| Requirement |
Could you reproduce every line of the material below word for word, in the same order?

Extracted entries start

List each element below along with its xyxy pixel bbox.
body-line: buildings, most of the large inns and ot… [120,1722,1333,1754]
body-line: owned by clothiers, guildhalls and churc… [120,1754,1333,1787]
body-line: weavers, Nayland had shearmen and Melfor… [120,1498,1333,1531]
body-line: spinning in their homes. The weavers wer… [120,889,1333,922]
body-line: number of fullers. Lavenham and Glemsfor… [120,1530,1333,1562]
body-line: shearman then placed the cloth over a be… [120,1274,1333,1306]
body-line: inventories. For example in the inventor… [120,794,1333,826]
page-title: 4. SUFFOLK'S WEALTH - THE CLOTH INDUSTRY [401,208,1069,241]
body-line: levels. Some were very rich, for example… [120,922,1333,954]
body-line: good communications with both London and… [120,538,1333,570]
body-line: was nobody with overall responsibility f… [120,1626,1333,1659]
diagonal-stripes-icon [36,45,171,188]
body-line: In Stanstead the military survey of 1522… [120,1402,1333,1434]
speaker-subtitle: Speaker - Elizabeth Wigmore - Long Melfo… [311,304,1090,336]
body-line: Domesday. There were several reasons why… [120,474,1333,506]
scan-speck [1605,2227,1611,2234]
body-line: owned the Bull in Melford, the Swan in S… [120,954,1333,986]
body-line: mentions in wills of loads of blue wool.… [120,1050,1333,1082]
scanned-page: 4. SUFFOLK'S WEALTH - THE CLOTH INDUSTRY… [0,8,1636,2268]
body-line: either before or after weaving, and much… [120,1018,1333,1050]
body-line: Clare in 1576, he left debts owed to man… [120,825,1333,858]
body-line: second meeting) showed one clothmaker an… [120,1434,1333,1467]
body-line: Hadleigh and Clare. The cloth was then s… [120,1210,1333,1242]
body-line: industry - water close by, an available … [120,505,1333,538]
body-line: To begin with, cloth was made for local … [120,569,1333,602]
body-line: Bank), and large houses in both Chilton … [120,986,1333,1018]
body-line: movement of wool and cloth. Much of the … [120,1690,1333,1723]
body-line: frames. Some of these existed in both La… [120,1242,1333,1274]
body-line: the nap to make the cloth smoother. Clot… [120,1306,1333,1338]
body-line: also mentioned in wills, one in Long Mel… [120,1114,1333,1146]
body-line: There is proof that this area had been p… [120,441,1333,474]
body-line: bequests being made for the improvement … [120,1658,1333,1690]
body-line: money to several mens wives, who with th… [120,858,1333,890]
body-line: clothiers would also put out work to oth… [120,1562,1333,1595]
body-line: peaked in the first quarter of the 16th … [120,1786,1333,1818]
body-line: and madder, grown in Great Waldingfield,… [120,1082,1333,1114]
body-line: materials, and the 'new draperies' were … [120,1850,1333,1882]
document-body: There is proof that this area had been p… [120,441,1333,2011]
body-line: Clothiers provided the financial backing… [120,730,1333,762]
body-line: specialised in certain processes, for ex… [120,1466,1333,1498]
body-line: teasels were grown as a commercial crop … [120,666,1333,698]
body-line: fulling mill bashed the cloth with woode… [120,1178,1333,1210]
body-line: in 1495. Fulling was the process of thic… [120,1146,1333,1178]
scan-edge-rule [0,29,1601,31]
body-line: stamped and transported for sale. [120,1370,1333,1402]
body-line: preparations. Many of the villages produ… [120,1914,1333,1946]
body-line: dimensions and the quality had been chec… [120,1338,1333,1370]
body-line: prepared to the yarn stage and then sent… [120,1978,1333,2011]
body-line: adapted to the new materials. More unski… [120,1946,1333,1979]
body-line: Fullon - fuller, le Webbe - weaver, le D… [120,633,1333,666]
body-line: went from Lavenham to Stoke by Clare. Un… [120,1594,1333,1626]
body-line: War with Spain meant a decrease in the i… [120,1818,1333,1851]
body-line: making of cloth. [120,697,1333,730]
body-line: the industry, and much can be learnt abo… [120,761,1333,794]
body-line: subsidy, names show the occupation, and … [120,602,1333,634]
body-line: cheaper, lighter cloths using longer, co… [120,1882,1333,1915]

Extracted entries end

| Answer to the task |
List each element below along with its xyxy pixel bbox.
body-line: buildings, most of the large inns and ot… [120,1722,1333,1754]
body-line: owned by clothiers, guildhalls and churc… [120,1754,1333,1787]
body-line: weavers, Nayland had shearmen and Melfor… [120,1498,1333,1531]
body-line: spinning in their homes. The weavers wer… [120,889,1333,922]
body-line: number of fullers. Lavenham and Glemsfor… [120,1530,1333,1562]
body-line: shearman then placed the cloth over a be… [120,1274,1333,1306]
body-line: inventories. For example in the inventor… [120,794,1333,826]
page-title: 4. SUFFOLK'S WEALTH - THE CLOTH INDUSTRY [401,208,1069,241]
body-line: levels. Some were very rich, for example… [120,922,1333,954]
body-line: good communications with both London and… [120,538,1333,570]
body-line: was nobody with overall responsibility f… [120,1626,1333,1659]
diagonal-stripes-icon [36,45,171,188]
body-line: In Stanstead the military survey of 1522… [120,1402,1333,1434]
speaker-subtitle: Speaker - Elizabeth Wigmore - Long Melfo… [311,304,1090,336]
body-line: Domesday. There were several reasons why… [120,474,1333,506]
scan-speck [1605,2227,1611,2234]
body-line: owned the Bull in Melford, the Swan in S… [120,954,1333,986]
body-line: mentions in wills of loads of blue wool.… [120,1050,1333,1082]
scanned-page: 4. SUFFOLK'S WEALTH - THE CLOTH INDUSTRY… [0,8,1636,2268]
body-line: either before or after weaving, and much… [120,1018,1333,1050]
body-line: Clare in 1576, he left debts owed to man… [120,825,1333,858]
body-line: second meeting) showed one clothmaker an… [120,1434,1333,1467]
body-line: Hadleigh and Clare. The cloth was then s… [120,1210,1333,1242]
body-line: industry - water close by, an available … [120,505,1333,538]
body-line: To begin with, cloth was made for local … [120,569,1333,602]
body-line: Bank), and large houses in both Chilton … [120,986,1333,1018]
body-line: movement of wool and cloth. Much of the … [120,1690,1333,1723]
body-line: frames. Some of these existed in both La… [120,1242,1333,1274]
body-line: the nap to make the cloth smoother. Clot… [120,1306,1333,1338]
body-line: also mentioned in wills, one in Long Mel… [120,1114,1333,1146]
body-line: There is proof that this area had been p… [120,441,1333,474]
body-line: bequests being made for the improvement … [120,1658,1333,1690]
body-line: money to several mens wives, who with th… [120,858,1333,890]
body-line: clothiers would also put out work to oth… [120,1562,1333,1595]
body-line: peaked in the first quarter of the 16th … [120,1786,1333,1818]
body-line: and madder, grown in Great Waldingfield,… [120,1082,1333,1114]
body-line: materials, and the 'new draperies' were … [120,1850,1333,1882]
document-body: There is proof that this area had been p… [120,441,1333,2011]
body-line: Clothiers provided the financial backing… [120,730,1333,762]
body-line: specialised in certain processes, for ex… [120,1466,1333,1498]
body-line: teasels were grown as a commercial crop … [120,666,1333,698]
body-line: fulling mill bashed the cloth with woode… [120,1178,1333,1210]
body-line: in 1495. Fulling was the process of thic… [120,1146,1333,1178]
scan-edge-rule [0,29,1601,31]
body-line: stamped and transported for sale. [120,1370,1333,1402]
body-line: preparations. Many of the villages produ… [120,1914,1333,1946]
body-line: dimensions and the quality had been chec… [120,1338,1333,1370]
body-line: prepared to the yarn stage and then sent… [120,1978,1333,2011]
body-line: adapted to the new materials. More unski… [120,1946,1333,1979]
body-line: Fullon - fuller, le Webbe - weaver, le D… [120,633,1333,666]
body-line: went from Lavenham to Stoke by Clare. Un… [120,1594,1333,1626]
body-line: War with Spain meant a decrease in the i… [120,1818,1333,1851]
body-line: making of cloth. [120,697,1333,730]
body-line: the industry, and much can be learnt abo… [120,761,1333,794]
body-line: subsidy, names show the occupation, and … [120,602,1333,634]
body-line: cheaper, lighter cloths using longer, co… [120,1882,1333,1915]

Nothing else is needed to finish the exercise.